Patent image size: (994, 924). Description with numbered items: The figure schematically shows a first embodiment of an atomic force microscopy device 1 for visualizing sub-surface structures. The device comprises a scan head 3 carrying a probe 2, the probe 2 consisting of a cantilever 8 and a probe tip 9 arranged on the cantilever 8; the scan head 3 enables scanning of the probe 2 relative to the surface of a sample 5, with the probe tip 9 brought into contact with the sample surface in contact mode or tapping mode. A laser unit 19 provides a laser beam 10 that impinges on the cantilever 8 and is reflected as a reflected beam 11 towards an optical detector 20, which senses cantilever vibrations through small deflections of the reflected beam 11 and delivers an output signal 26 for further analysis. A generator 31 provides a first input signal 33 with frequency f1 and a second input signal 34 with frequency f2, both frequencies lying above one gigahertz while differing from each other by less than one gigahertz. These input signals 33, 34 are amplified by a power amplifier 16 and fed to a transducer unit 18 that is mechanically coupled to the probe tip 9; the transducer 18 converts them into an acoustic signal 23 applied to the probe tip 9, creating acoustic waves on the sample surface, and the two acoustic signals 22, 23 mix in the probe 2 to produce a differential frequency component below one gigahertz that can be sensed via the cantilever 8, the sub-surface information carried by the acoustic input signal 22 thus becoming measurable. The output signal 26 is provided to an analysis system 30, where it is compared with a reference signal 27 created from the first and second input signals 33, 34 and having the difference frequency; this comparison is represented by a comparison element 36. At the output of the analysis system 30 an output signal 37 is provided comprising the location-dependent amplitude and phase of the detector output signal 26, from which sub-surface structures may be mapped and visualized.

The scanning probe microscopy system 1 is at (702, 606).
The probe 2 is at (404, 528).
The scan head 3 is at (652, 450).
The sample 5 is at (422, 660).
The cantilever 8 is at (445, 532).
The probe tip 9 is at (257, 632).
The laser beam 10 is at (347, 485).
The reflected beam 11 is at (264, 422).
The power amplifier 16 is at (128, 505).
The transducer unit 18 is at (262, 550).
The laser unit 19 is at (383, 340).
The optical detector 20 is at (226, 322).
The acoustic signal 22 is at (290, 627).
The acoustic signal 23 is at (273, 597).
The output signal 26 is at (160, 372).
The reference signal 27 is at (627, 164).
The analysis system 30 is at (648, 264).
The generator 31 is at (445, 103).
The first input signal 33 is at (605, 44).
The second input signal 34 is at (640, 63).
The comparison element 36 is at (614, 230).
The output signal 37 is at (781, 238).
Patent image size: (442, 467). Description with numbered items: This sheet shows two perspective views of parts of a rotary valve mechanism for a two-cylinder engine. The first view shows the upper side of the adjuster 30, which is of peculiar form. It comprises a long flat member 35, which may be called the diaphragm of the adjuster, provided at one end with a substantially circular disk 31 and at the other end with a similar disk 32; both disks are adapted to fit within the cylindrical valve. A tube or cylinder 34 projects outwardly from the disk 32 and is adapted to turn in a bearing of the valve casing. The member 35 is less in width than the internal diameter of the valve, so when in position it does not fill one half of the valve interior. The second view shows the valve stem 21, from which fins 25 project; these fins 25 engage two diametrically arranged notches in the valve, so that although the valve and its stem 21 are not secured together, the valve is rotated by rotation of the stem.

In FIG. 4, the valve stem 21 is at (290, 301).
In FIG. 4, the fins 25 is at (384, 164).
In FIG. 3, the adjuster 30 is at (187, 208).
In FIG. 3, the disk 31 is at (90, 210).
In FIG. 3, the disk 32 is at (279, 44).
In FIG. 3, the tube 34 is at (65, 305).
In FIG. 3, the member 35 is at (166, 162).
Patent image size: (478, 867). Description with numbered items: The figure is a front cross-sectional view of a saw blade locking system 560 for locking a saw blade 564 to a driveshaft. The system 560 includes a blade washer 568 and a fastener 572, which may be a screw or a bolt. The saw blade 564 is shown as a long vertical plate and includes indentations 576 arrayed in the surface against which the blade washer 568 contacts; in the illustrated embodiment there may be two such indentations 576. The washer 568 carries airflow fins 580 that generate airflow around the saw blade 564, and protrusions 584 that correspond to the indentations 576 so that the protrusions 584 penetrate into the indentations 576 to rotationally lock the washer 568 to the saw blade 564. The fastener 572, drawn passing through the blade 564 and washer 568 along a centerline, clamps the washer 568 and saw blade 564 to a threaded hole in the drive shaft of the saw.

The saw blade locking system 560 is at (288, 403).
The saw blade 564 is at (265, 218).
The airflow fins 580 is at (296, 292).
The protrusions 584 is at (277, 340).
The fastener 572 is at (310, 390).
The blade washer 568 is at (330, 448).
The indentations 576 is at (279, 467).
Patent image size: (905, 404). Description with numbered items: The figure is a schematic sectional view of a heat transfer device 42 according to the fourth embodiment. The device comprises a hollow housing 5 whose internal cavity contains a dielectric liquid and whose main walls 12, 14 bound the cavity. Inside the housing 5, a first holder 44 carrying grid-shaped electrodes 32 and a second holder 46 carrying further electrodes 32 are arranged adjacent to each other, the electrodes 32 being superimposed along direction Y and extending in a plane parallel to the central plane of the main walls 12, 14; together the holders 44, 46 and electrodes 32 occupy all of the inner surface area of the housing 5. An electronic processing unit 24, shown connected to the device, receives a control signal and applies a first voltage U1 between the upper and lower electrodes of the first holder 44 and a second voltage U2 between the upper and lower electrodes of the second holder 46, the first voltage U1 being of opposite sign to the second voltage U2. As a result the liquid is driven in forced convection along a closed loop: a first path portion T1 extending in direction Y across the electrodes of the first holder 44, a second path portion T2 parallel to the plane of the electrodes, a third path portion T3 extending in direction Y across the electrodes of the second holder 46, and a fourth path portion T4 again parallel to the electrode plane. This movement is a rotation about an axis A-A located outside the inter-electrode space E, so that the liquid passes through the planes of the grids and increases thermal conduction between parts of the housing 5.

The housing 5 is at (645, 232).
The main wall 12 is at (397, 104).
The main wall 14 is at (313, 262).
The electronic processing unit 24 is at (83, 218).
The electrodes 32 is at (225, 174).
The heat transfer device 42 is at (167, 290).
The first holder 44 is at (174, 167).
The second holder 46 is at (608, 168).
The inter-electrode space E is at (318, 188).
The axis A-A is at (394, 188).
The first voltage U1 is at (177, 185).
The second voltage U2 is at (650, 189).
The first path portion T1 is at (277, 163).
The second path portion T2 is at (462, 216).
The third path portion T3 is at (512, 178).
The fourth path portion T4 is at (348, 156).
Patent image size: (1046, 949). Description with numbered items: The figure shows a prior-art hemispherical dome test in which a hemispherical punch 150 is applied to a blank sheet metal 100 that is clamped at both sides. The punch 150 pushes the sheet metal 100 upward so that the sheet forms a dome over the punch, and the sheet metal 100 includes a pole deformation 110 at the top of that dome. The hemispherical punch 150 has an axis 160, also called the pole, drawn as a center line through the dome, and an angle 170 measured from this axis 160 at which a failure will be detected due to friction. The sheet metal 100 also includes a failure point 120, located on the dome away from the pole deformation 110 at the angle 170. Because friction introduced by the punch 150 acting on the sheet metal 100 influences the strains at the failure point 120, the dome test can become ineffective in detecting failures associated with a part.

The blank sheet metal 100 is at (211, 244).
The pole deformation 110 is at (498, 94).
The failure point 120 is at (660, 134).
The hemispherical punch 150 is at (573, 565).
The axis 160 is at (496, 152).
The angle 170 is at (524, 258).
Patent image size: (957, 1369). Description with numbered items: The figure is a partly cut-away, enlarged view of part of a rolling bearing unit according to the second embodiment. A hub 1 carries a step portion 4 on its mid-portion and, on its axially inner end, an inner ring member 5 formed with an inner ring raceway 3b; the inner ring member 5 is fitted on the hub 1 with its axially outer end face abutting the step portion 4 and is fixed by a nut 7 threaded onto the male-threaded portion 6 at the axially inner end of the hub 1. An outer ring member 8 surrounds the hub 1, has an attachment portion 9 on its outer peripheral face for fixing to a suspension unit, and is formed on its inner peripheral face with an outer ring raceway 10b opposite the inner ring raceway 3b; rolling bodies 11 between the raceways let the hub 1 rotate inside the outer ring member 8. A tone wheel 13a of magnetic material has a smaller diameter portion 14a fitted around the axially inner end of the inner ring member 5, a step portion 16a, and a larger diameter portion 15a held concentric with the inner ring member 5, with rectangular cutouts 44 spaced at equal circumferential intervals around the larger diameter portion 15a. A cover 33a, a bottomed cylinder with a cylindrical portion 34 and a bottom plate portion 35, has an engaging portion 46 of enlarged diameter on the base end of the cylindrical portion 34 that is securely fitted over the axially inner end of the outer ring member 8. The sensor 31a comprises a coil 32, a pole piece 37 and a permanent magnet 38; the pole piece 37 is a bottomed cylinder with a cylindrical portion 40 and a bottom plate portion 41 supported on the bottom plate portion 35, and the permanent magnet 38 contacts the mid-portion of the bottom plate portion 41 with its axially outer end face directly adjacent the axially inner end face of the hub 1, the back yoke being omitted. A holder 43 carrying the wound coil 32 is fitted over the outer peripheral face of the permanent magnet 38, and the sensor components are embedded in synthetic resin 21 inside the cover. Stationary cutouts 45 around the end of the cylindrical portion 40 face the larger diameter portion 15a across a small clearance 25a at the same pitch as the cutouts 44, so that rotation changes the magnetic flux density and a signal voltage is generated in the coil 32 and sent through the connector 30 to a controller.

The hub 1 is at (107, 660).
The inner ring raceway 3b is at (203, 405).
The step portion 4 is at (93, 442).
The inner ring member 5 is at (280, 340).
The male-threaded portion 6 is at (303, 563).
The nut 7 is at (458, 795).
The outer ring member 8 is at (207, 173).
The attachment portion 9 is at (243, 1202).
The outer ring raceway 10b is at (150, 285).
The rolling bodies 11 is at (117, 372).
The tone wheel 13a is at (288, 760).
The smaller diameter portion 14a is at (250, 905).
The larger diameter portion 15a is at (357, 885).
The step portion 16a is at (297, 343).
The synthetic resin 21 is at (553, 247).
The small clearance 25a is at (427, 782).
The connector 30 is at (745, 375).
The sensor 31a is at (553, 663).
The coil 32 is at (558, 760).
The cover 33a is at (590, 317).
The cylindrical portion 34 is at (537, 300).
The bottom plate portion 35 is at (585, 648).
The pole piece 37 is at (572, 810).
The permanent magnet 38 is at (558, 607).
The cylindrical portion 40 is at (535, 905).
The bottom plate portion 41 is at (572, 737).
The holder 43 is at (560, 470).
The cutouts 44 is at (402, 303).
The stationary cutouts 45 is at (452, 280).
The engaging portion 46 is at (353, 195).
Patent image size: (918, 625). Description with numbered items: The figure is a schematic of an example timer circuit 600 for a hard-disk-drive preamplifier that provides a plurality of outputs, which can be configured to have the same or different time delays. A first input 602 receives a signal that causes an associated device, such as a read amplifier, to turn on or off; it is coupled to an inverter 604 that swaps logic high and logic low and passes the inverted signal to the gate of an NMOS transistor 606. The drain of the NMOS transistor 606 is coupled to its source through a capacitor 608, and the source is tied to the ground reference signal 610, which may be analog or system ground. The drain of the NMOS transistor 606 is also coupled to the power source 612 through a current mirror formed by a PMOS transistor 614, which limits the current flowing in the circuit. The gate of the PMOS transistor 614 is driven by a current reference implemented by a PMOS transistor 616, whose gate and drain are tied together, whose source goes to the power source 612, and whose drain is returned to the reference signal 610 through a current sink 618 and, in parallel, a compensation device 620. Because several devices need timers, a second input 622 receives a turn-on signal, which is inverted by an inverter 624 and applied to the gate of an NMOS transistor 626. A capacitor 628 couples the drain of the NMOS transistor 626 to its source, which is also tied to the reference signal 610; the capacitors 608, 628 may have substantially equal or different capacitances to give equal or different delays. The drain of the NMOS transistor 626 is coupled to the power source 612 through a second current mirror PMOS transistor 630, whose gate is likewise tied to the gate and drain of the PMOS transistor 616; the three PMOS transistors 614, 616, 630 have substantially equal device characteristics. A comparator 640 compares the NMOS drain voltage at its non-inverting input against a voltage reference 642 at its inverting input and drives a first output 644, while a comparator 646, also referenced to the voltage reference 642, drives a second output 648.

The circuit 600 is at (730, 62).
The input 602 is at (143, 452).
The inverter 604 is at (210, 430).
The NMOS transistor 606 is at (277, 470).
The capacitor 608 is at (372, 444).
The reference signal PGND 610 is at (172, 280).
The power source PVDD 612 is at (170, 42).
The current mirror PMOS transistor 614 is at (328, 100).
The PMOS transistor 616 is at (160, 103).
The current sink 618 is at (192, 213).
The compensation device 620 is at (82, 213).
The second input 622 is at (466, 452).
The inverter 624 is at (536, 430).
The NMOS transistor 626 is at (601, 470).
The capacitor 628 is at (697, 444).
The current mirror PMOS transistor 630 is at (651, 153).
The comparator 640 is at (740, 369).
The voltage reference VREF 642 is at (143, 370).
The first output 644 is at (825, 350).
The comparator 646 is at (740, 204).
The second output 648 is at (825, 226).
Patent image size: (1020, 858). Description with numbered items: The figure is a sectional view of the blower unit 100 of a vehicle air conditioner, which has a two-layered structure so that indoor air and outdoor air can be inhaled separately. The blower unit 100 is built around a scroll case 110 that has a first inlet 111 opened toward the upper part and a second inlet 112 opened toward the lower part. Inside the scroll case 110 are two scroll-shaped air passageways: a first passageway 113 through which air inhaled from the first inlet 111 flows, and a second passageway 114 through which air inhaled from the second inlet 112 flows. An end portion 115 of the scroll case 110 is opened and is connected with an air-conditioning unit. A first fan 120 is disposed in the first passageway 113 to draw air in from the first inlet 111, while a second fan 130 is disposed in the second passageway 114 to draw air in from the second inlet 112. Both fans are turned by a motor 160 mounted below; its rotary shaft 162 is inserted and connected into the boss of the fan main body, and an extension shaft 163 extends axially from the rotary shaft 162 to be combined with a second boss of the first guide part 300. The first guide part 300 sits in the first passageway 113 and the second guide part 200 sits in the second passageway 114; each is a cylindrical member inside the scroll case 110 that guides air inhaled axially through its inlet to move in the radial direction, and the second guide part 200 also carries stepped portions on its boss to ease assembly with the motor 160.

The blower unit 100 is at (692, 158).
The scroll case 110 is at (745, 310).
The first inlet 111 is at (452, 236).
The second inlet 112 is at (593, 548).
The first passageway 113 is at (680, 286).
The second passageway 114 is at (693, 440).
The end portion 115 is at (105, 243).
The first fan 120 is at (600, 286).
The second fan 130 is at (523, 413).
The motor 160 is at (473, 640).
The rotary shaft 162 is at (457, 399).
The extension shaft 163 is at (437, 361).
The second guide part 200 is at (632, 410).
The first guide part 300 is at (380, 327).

_ _ _

■ Required task
Copy out the lines of the records above word for word, from the line containing "Patent image size: (442, 467)." through the line containing "In FIG. 3, the disk 31 is at (90, 210).", and nothing more.

■ Answer below
Patent image size: (442, 467). Description with numbered items: This sheet shows two perspective views of parts of a rotary valve mechanism for a two-cylinder engine. The first view shows the upper side of the adjuster 30, which is of peculiar form. It comprises a long flat member 35, which may be called the diaphragm of the adjuster, provided at one end with a substantially circular disk 31 and at the other end with a similar disk 32; both disks are adapted to fit within the cylindrical valve. A tube or cylinder 34 projects outwardly from the disk 32 and is adapted to turn in a bearing of the valve casing. The member 35 is less in width than the internal diameter of the valve, so when in position it does not fill one half of the valve interior. The second view shows the valve stem 21, from which fins 25 project; these fins 25 engage two diametrically arranged notches in the valve, so that although the valve and its stem 21 are not secured together, the valve is rotated by rotation of the stem.

In FIG. 4, the valve stem 21 is at (290, 301).
In FIG. 4, the fins 25 is at (384, 164).
In FIG. 3, the adjuster 30 is at (187, 208).
In FIG. 3, the disk 31 is at (90, 210).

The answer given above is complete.